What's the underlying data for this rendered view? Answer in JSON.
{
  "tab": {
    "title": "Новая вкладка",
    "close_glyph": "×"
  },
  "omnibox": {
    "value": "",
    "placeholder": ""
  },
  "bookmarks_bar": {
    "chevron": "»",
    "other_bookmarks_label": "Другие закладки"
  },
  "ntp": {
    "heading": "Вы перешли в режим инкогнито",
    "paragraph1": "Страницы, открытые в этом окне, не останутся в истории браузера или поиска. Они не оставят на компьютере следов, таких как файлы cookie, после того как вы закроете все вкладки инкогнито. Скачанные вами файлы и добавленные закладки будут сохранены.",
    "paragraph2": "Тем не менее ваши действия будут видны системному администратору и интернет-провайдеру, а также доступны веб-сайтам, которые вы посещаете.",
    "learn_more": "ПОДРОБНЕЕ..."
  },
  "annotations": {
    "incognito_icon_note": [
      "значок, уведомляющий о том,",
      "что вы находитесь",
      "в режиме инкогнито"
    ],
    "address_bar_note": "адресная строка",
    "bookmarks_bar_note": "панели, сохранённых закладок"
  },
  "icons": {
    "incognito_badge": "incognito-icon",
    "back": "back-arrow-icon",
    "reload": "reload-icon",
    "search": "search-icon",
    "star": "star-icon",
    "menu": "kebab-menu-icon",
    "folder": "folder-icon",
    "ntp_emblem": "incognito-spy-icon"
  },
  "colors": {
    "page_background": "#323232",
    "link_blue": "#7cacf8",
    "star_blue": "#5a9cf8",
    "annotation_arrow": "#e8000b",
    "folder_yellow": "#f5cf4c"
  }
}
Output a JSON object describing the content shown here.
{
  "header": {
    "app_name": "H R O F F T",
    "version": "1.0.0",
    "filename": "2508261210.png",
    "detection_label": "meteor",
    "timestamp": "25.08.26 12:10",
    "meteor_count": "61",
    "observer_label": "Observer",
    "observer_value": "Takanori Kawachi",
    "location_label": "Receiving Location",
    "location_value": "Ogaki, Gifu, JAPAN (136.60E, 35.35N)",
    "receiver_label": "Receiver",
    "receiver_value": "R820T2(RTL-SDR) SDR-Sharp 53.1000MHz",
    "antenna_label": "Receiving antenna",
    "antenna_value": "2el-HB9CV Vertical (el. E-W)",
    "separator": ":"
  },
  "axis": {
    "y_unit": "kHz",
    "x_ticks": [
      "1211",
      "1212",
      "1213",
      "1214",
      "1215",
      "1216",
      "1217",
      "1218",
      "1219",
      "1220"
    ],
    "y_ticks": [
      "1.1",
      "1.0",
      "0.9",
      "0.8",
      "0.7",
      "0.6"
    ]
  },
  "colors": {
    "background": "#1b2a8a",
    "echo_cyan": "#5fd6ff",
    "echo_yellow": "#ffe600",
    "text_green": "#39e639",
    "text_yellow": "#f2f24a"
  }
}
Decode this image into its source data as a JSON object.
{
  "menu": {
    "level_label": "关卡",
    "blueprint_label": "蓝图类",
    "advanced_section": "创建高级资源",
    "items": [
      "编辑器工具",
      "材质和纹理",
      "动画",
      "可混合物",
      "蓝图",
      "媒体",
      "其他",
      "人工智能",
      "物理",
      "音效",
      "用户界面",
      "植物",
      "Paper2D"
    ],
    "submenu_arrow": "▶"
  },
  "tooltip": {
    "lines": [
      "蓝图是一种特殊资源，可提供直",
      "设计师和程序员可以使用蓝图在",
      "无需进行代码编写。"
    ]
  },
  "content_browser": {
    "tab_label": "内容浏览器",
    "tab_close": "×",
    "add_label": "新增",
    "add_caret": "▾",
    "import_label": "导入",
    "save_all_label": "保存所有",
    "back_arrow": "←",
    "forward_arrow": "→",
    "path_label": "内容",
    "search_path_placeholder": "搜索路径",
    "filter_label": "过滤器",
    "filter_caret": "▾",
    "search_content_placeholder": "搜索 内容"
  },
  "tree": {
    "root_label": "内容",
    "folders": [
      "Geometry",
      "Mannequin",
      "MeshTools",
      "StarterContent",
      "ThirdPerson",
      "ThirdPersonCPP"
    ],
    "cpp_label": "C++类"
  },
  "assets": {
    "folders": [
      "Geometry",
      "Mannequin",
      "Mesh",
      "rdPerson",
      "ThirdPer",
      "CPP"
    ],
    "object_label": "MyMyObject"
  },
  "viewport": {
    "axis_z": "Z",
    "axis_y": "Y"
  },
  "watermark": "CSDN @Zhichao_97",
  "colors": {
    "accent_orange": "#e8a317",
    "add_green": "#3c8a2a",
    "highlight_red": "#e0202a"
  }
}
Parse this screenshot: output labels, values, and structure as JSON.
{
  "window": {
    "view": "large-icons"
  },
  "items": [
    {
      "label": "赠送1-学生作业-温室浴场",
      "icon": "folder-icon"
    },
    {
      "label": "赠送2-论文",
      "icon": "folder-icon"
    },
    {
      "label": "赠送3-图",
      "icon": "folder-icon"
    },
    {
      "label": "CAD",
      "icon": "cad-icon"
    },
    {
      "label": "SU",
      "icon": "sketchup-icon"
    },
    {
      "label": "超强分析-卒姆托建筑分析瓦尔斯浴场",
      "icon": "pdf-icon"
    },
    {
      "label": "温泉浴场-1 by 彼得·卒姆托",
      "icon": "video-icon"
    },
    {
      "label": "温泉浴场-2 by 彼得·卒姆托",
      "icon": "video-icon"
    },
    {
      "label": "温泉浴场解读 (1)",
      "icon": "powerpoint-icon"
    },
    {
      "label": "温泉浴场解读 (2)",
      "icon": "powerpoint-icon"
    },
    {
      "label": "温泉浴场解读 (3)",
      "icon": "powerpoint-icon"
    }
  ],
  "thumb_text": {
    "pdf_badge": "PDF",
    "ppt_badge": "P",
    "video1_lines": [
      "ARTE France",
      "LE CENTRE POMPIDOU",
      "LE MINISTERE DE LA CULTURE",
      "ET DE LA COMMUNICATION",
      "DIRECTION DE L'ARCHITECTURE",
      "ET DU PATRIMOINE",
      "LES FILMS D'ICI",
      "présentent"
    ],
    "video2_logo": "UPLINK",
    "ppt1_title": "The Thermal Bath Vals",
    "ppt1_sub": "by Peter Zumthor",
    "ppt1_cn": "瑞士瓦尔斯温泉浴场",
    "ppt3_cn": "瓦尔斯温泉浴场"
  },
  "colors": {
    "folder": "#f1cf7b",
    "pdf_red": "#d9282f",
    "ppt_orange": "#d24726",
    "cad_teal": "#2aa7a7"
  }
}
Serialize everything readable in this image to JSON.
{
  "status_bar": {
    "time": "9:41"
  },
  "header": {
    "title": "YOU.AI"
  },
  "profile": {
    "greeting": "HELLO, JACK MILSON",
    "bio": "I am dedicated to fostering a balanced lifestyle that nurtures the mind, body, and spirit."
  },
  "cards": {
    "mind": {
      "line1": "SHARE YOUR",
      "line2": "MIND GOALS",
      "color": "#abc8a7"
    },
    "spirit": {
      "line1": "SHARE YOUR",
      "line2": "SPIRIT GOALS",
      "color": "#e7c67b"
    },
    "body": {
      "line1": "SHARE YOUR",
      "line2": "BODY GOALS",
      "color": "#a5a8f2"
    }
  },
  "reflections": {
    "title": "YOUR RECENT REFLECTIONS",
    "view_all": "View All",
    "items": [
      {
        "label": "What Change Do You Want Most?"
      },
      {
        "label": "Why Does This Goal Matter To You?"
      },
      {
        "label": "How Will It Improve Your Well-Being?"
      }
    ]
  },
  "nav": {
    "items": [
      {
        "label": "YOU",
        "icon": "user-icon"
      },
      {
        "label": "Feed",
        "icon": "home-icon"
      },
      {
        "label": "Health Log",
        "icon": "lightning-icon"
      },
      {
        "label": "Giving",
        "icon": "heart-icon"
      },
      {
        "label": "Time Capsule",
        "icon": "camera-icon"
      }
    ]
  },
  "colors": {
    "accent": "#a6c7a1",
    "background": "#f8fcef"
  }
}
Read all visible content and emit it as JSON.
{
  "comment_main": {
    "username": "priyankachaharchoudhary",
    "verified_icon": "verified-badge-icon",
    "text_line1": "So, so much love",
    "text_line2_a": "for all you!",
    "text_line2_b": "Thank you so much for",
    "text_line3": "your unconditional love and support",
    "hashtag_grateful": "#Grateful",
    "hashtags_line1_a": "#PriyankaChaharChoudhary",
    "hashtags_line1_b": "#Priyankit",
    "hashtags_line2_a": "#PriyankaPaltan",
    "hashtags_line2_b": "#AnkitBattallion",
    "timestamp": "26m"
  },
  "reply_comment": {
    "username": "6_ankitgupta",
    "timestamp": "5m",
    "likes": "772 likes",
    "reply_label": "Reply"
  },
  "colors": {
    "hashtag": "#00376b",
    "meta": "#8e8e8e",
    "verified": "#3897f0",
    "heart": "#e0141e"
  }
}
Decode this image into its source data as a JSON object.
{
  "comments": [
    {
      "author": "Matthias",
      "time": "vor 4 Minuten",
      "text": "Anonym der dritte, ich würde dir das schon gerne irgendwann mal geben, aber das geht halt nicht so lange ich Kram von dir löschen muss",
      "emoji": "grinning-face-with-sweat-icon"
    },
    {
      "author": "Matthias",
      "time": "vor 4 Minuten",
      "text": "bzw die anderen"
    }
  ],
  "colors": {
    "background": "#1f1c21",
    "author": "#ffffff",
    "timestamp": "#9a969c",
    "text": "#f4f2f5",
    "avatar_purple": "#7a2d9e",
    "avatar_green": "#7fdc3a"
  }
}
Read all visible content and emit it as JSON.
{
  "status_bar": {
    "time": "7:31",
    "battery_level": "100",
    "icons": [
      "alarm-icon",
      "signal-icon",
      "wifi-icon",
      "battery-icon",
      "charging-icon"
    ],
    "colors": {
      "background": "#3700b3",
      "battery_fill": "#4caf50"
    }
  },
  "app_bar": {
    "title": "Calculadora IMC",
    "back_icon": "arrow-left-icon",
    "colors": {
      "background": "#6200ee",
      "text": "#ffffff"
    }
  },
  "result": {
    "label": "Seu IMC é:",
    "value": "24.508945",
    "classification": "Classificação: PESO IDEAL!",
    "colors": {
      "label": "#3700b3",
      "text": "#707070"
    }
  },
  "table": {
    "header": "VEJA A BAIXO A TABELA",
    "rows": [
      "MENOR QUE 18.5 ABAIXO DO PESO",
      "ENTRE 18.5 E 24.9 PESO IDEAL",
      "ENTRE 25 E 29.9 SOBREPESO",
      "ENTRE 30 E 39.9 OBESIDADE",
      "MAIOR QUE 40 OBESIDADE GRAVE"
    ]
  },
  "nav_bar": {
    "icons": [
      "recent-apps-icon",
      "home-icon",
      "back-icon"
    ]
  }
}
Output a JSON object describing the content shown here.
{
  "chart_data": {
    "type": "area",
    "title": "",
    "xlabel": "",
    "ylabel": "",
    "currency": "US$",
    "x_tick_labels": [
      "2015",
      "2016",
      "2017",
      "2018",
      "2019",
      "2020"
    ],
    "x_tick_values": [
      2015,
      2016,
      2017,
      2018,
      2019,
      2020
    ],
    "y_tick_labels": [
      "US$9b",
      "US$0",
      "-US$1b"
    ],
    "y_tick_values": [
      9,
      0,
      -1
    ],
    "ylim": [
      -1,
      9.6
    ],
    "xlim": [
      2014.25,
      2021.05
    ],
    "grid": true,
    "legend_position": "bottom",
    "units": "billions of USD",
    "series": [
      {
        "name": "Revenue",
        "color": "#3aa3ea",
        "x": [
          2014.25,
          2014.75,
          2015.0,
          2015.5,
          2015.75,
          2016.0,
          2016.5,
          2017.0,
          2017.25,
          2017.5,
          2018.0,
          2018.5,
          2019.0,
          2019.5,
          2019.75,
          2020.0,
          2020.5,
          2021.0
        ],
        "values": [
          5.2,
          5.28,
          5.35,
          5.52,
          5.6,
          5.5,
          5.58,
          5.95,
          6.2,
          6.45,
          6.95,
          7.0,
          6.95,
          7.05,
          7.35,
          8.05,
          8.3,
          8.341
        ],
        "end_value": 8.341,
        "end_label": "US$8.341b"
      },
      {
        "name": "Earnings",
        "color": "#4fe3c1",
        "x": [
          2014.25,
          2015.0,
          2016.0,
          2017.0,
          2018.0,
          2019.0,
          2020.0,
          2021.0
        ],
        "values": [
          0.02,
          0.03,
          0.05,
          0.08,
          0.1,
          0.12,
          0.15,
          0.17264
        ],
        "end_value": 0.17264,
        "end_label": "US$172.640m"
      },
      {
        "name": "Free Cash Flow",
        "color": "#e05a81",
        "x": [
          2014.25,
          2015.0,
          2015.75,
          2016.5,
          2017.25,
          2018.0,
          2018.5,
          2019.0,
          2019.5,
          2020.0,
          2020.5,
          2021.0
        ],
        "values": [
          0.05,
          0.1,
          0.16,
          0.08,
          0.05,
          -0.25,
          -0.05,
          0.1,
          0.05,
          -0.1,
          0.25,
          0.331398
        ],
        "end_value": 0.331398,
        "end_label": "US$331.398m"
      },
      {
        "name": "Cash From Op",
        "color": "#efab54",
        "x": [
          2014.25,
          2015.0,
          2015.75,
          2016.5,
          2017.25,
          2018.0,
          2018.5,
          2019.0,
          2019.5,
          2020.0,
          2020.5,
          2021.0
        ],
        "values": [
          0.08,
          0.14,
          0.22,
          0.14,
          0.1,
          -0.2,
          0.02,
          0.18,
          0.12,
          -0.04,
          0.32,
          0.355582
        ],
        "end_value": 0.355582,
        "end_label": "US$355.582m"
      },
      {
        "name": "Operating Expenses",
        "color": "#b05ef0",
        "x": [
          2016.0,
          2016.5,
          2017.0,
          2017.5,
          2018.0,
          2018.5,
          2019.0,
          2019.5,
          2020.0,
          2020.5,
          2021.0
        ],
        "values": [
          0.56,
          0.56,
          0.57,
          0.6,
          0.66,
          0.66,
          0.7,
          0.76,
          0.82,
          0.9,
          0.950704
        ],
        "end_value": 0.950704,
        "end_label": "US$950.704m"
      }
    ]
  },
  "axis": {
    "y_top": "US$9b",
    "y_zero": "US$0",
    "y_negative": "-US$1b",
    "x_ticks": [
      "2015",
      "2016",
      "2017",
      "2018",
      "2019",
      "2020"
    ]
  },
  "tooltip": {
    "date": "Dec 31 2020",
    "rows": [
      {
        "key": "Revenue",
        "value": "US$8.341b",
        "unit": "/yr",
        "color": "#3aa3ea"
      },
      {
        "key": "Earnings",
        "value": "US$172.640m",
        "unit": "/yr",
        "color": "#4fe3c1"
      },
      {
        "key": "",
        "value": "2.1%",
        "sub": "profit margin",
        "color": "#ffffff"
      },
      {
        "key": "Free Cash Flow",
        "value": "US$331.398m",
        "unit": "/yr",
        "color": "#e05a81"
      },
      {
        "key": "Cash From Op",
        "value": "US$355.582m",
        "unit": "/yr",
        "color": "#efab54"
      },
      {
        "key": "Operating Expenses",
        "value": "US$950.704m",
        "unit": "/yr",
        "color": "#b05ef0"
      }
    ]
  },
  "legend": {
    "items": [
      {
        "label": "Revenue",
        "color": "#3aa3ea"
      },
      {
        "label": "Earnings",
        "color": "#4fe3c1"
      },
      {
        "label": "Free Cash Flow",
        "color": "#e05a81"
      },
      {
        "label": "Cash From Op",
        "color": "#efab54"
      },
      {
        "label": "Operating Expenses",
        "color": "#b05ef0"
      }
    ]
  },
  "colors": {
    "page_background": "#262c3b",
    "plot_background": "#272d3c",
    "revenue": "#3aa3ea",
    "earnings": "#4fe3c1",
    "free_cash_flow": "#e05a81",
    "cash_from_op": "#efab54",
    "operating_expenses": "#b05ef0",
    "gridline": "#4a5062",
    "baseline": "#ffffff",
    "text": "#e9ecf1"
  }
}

━━━━━━━━━━━━━━━━━━━━

# [Stated goal]
Copy every line above in which the string "What" shows up.

# [Output for this exercise]
What's the underlying data for this rendered view? Answer in JSON.
        "label": "What Change Do You Want Most?"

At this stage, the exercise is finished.